● **Short problem**: Your task is to extract every line from the material below exactly.

● **Given entries**:

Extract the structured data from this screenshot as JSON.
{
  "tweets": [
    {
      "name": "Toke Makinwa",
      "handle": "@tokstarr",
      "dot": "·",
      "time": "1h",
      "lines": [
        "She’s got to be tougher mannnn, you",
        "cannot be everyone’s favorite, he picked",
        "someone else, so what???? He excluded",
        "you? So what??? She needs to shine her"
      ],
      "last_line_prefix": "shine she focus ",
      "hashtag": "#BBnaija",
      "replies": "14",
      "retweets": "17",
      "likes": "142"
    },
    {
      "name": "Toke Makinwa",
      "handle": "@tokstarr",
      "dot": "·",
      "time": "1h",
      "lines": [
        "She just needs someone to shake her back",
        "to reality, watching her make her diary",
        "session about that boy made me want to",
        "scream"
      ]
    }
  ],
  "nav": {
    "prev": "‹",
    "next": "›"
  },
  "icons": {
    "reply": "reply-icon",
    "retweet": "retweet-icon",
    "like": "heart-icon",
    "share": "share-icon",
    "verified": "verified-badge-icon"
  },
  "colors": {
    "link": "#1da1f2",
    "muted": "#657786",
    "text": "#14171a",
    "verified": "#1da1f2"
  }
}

● **Answer to this problem**:
Extract the structured data from this screenshot as JSON.
{
  "tweets": [
    {
      "name": "Toke Makinwa",
      "handle": "@tokstarr",
      "dot": "·",
      "time": "1h",
      "lines": [
        "She’s got to be tougher mannnn, you",
        "cannot be everyone’s favorite, he picked",
        "someone else, so what???? He excluded",
        "you? So what??? She needs to shine her"
      ],
      "last_line_prefix": "shine she focus ",
      "hashtag": "#BBnaija",
      "replies": "14",
      "retweets": "17",
      "likes": "142"
    },
    {
      "name": "Toke Makinwa",
      "handle": "@tokstarr",
      "dot": "·",
      "time": "1h",
      "lines": [
        "She just needs someone to shake her back",
        "to reality, watching her make her diary",
        "session about that boy made me want to",
        "scream"
      ]
    }
  ],
  "nav": {
    "prev": "‹",
    "next": "›"
  },
  "icons": {
    "reply": "reply-icon",
    "retweet": "retweet-icon",
    "like": "heart-icon",
    "share": "share-icon",
    "verified": "verified-badge-icon"
  },
  "colors": {
    "link": "#1da1f2",
    "muted": "#657786",
    "text": "#14171a",
    "verified": "#1da1f2"
  }
}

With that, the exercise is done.